- Poster
- Directed by: Izo Hashimoto
- Written by: Rika Yamagami
- Based on: the novel by Hiroshi Aramata
- Produced by: Kazuo Suzaki
- Starring: Kazuhiko Nishimura Sawa Suzuki Kazuko Shirakawa Hatsuo Yamaya Hiroshi Kanbe Bengal Ichiro Ogura Ayumi Nagashi Ryoka Yuzuki
- Cinematography: Osamu Fujishi
- Music by: Masaya Abe
- Production company: KSS
- Release date: September 15, 1995 (Japan);
- Country: Japan
- Language: Japanese

= Teito Monogatari Gaiden =

Teito Monogatari Gaiden (帝都物語外伝) is a Japanese horror/dark fantasy film. It is a spin-off of the Teito Monogatari franchise. It is not based on the original novel, but rather adapted from a side story novel, Karakuri Doshi (which occurs in contemporary times). Like the animated adaptation which preceded it, the film is much darker, more violent and sexualized than its predecessors, and deviates greatly from its source material. It was released through V-Cinema in 1995.

Items from a dataset
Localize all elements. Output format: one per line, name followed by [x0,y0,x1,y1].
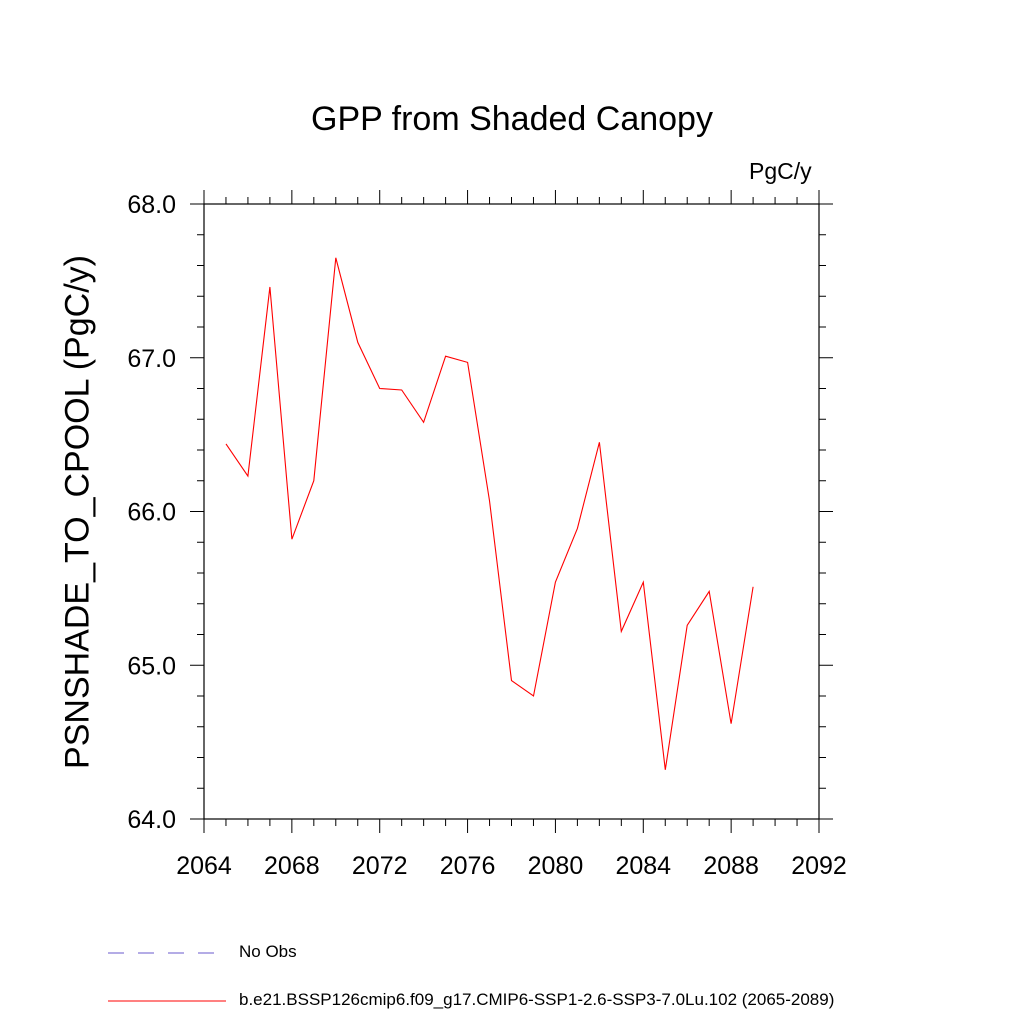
series-line [225,257,754,770]
x-tick-label: 2064 [176,852,232,880]
y-tick-label: 65.0 [127,652,176,680]
axis-ticks [190,190,833,833]
legend-label-series: b.e21.BSSP126cmip6.f09_g17.CMIP6-SSP1-2.… [239,990,835,1009]
y-tick-label: 67.0 [127,345,176,373]
units-label: PgC/y [749,158,812,184]
y-tick-label: 64.0 [127,806,176,834]
x-tick-label: 2068 [264,852,320,880]
x-tick-label: 2072 [352,852,408,880]
y-axis-label: PSNSHADE_TO_CPOOL (PgC/y) [58,255,97,769]
x-tick-label: 2076 [440,852,496,880]
legend-lines [108,952,226,1002]
y-tick-label: 68.0 [127,191,176,219]
legend-label-no-obs: No Obs [239,942,297,961]
x-tick-label: 2084 [615,852,671,880]
axis-tick-labels: 2064 2068 2072 2076 2080 2084 2088 2092 64.0 65.0… [127,191,846,880]
x-tick-label: 2092 [791,852,847,880]
chart-title: GPP from Shaded Canopy [311,100,713,138]
x-tick-label: 2080 [528,852,584,880]
y-tick-label: 66.0 [127,499,176,527]
x-tick-label: 2088 [703,852,759,880]
plot-frame [203,203,820,820]
data-series [225,257,754,770]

> TO DO
Reproduce part of the film entry word for word, starting at the words "Teito Monogatari Gaiden (帝都物語外伝)" and ending after the words "V-Cinema in 1995.". Rely only on the film entry, drawing on nothing outside it.

> SOLUTION FOR THIS PROBLEM
Teito Monogatari Gaiden (帝都物語外伝) is a Japanese horror/dark fantasy film. It is a spin-off of the Teito Monogatari franchise. It is not based on the original novel, but rather adapted from a side story novel, Karakuri Doshi (which occurs in contemporary times). Like the animated adaptation which preceded it, the film is much darker, more violent and sexualized than its predecessors, and deviates greatly from its source material. It was released through V-Cinema in 1995.